== Short exercise ==
Give only the number of lines in these records that contain the word "一年以来".

* begin Dataset entries *

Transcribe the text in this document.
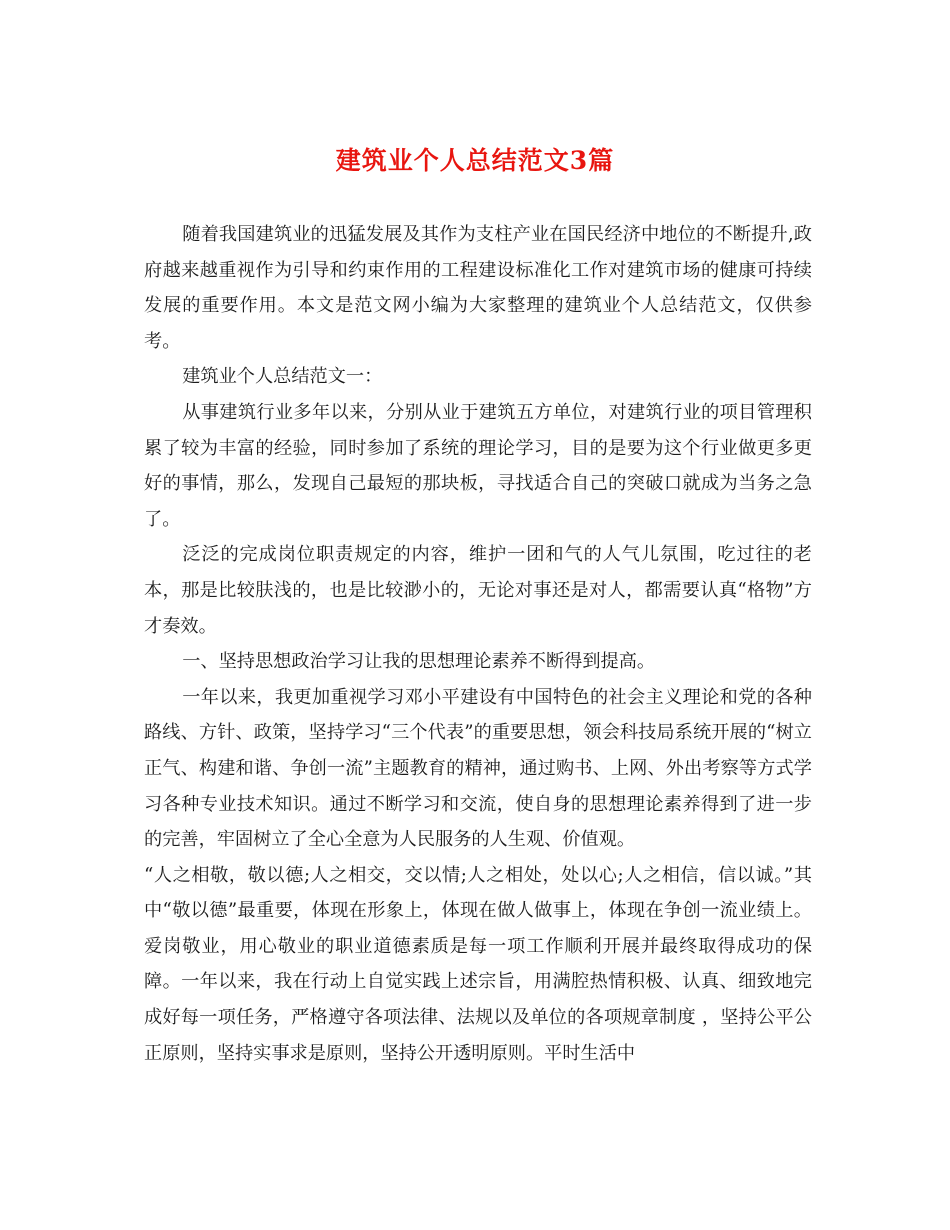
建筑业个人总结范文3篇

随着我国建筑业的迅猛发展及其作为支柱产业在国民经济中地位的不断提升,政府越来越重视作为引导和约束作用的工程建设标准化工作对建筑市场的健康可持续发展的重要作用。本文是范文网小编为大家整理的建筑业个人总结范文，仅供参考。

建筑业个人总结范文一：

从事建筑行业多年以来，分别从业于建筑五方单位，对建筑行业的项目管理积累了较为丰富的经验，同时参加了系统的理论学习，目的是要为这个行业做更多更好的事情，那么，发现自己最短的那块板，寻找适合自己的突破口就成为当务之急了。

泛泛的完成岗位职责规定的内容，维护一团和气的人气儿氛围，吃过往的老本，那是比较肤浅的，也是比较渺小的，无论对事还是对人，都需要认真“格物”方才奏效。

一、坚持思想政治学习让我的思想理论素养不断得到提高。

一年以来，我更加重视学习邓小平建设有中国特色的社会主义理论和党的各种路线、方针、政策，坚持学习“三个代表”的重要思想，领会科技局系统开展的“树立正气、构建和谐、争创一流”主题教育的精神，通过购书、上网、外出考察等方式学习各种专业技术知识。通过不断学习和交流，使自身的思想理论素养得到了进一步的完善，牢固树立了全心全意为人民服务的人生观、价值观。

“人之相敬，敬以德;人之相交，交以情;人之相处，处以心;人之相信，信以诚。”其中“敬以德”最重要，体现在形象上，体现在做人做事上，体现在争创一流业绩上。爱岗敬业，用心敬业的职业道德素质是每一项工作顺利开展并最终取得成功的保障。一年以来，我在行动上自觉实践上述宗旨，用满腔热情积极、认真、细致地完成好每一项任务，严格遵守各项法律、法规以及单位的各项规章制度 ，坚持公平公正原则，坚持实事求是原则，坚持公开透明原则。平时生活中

* end Dataset entries *

== Reply ==
2